_Dataset items_
....................

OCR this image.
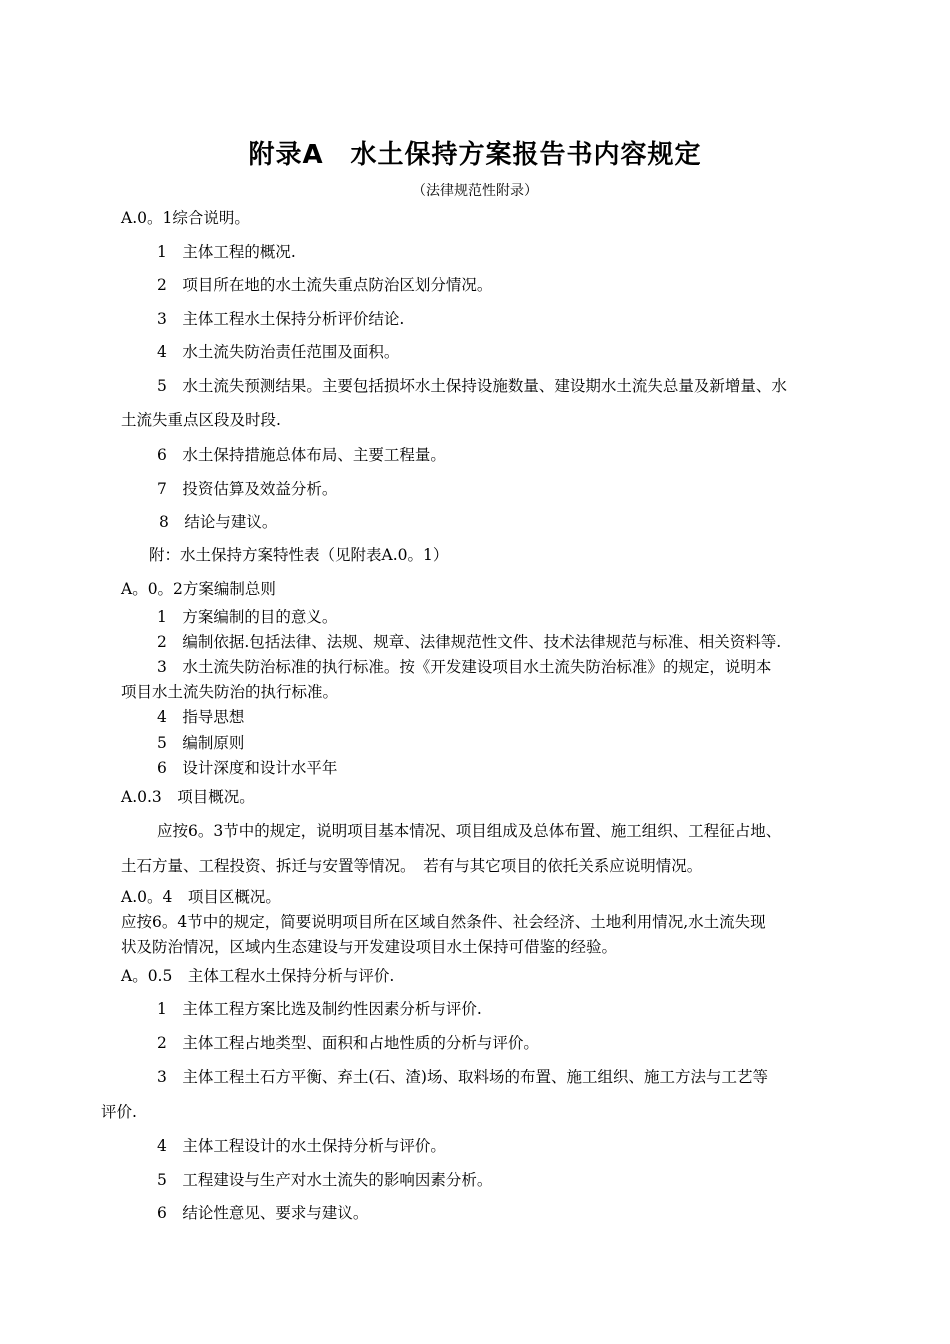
附录A　水土保持方案报告书内容规定
（法律规范性附录）
A.0。1综合说明。
1　主体工程的概况.
2　项目所在地的水土流失重点防治区划分情况。
3　主体工程水土保持分析评价结论.
4　水土流失防治责任范围及面积。
5　水土流失预测结果。主要包括损坏水土保持设施数量、建设期水土流失总量及新增量、水
土流失重点区段及时段.
6　水土保持措施总体布局、主要工程量。
7　投资估算及效益分析。
8　结论与建议。
附：水土保持方案特性表（见附表A.0。1）
A。0。2方案编制总则
1　方案编制的目的意义。
2　编制依据.包括法律、法规、规章、法律规范性文件、技术法律规范与标准、相关资料等.
3　水土流失防治标准的执行标准。按《开发建设项目水土流失防治标准》的规定，说明本
项目水土流失防治的执行标准。
4　指导思想
5　编制原则
6　设计深度和设计水平年
A.0.3　项目概况。
应按6。3节中的规定，说明项目基本情况、项目组成及总体布置、施工组织、工程征占地、
土石方量、工程投资、拆迁与安置等情况。　若有与其它项目的依托关系应说明情况。
A.0。4　项目区概况。
应按6。4节中的规定，简要说明项目所在区域自然条件、社会经济、土地利用情况,水土流失现
状及防治情况，区域内生态建设与开发建设项目水土保持可借鉴的经验。
A。0.5　主体工程水土保持分析与评价.
1　主体工程方案比选及制约性因素分析与评价.
2　主体工程占地类型、面积和占地性质的分析与评价。
3　主体工程土石方平衡、弃土(石、渣)场、取料场的布置、施工组织、施工方法与工艺等
评价.
4　主体工程设计的水土保持分析与评价。
5　工程建设与生产对水土流失的影响因素分析。
6　结论性意见、要求与建议。
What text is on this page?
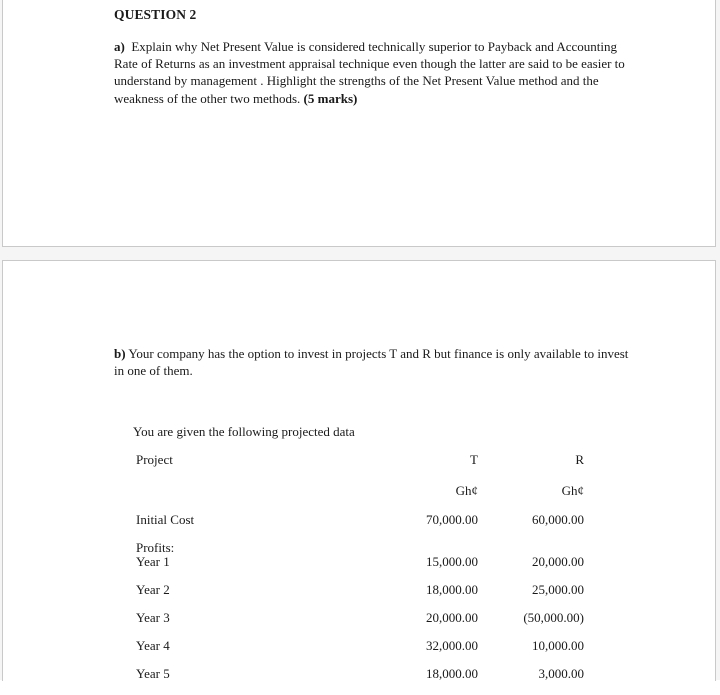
QUESTION 2
a) Explain why Net Present Value is considered technically superior to Payback and Accounting Rate of Returns as an investment appraisal technique even though the latter are said to be easier to understand by management . Highlight the strengths of the Net Present Value method and the weakness of the other two methods. (5 marks)
b) Your company has the option to invest in projects T and R but finance is only available to invest in one of them.
You are given the following projected data
Project	T	R
	Gh¢	Gh¢
Initial Cost	70,000.00	60,000.00
Profits:		
Year 1	15,000.00	20,000.00
Year 2	18,000.00	25,000.00
Year 3	20,000.00	(50,000.00)
Year 4	32,000.00	10,000.00
Year 5	18,000.00	3,000.00
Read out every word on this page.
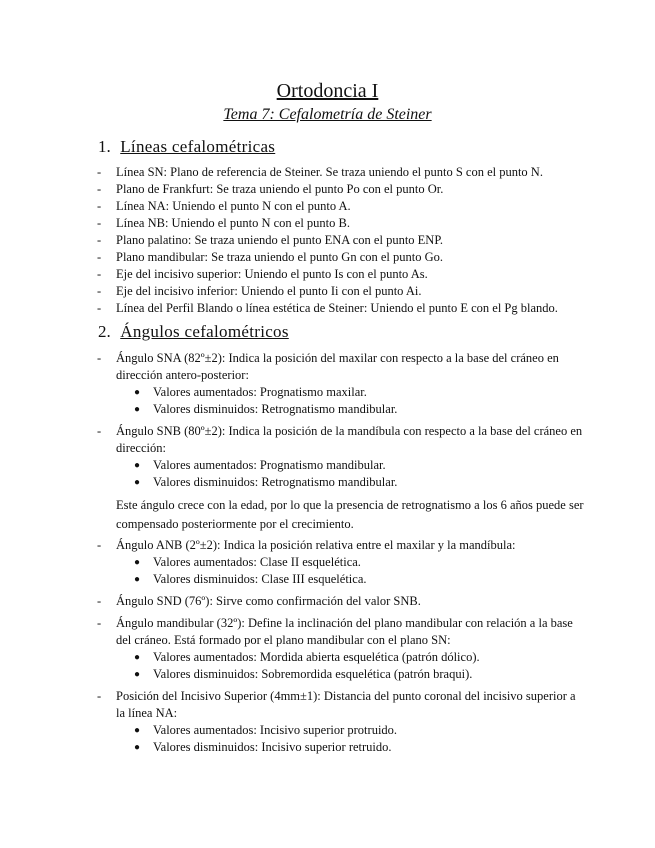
Ortodoncia I
Tema 7: Cefalometría de Steiner
1. Líneas cefalométricas
- Línea SN: Plano de referencia de Steiner. Se traza uniendo el punto S con el punto N.
- Plano de Frankfurt: Se traza uniendo el punto Po con el punto Or.
- Línea NA: Uniendo el punto N con el punto A.
- Línea NB: Uniendo el punto N con el punto B.
- Plano palatino: Se traza uniendo el punto ENA con el punto ENP.
- Plano mandibular: Se traza uniendo el punto Gn con el punto Go.
- Eje del incisivo superior: Uniendo el punto Is con el punto As.
- Eje del incisivo inferior: Uniendo el punto Ii con el punto Ai.
- Línea del Perfil Blando o línea estética de Steiner: Uniendo el punto E con el Pg blando.
2. Ángulos cefalométricos
- Ángulo SNA (82º±2): Indica la posición del maxilar con respecto a la base del cráneo en dirección antero-posterior:
● Valores aumentados: Prognatismo maxilar.
● Valores disminuidos: Retrognatismo mandibular.
- Ángulo SNB (80º±2): Indica la posición de la mandíbula con respecto a la base del cráneo en dirección:
● Valores aumentados: Prognatismo mandibular.
● Valores disminuidos: Retrognatismo mandibular.
Este ángulo crece con la edad, por lo que la presencia de retrognatismo a los 6 años puede ser compensado posteriormente por el crecimiento.
- Ángulo ANB (2º±2): Indica la posición relativa entre el maxilar y la mandíbula:
● Valores aumentados: Clase II esquelética.
● Valores disminuidos: Clase III esquelética.
- Ángulo SND (76º): Sirve como confirmación del valor SNB.
- Ángulo mandibular (32º): Define la inclinación del plano mandibular con relación a la base del cráneo. Está formado por el plano mandibular con el plano SN:
● Valores aumentados: Mordida abierta esquelética (patrón dólico).
● Valores disminuidos: Sobremordida esquelética (patrón braqui).
- Posición del Incisivo Superior (4mm±1): Distancia del punto coronal del incisivo superior a la línea NA:
● Valores aumentados: Incisivo superior protruido.
● Valores disminuidos: Incisivo superior retruido.
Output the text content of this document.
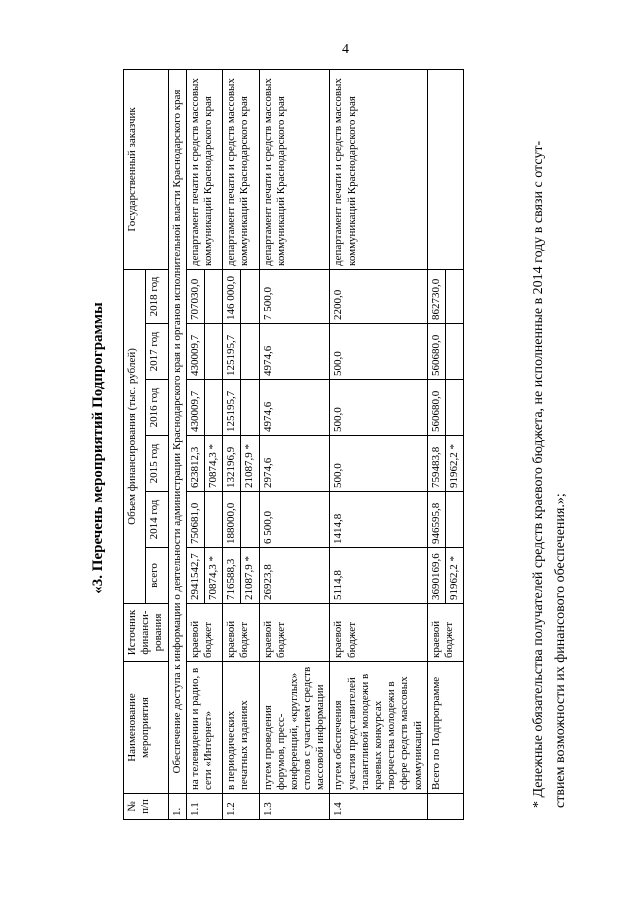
4
«3. Перечень мероприятий Подпрограммы
№ п/п	Наименование мероприятия	Источник финанси-рования	Объем финансирования (тыс. рублей)						Государственный заказчик
			всего	2014 год	2015 год	2016 год	2017 год	2018 год	
1.	Обеспечение доступа к информации о деятельности администрации Краснодарского края и органов исполнительной власти Краснодарского края								
1.1	на телевидении и радио, в сети «Интернет»	краевой бюджет	2941542,7	750681,0	623812,3	430009,7	430009,7	707030,0	департамент печати и средств массовых коммуникаций Краснодарского края
			70874,3 *		70874,3 *				
1.2	в периодических печатных изданиях	краевой бюджет	716588,3	188000,0	132196,9	125195,7	125195,7	146 000,0	департамент печати и средств массовых коммуникаций Краснодарского края
			21087,9 *		21087,9 *				
1.3	путем проведения форумов, пресс-конференций, «круглых» столов с участием средств массовой информации	краевой бюджет	26923,8	6 500,0	2974,6	4974,6	4974,6	7 500,0	департамент печати и средств массовых коммуникаций Краснодарского края
1.4	путем обеспечения участия представителей талантливой молодежи в краевых конкурсах творчества молодежи в сфере средств массовых коммуникаций	краевой бюджет	5114,8	1414,8	500,0	500,0	500,0	2200,0	департамент печати и средств массовых коммуникаций Краснодарского края
	Всего по Подпрограмме	краевой бюджет	3690169,6	946595,8	759483,8	560680,0	560680,0	862730,0	
			91962,2 *		91962,2 *					* Денежные обязательства получателей средств краевого бюджета, не исполненные в 2014 году в связи с отсут- ствием возможности их финансового обеспечения.»;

....................

State the count of lines in the data holding the word "施工组织", adding nothing to it.

_TASK SOLUTION_
2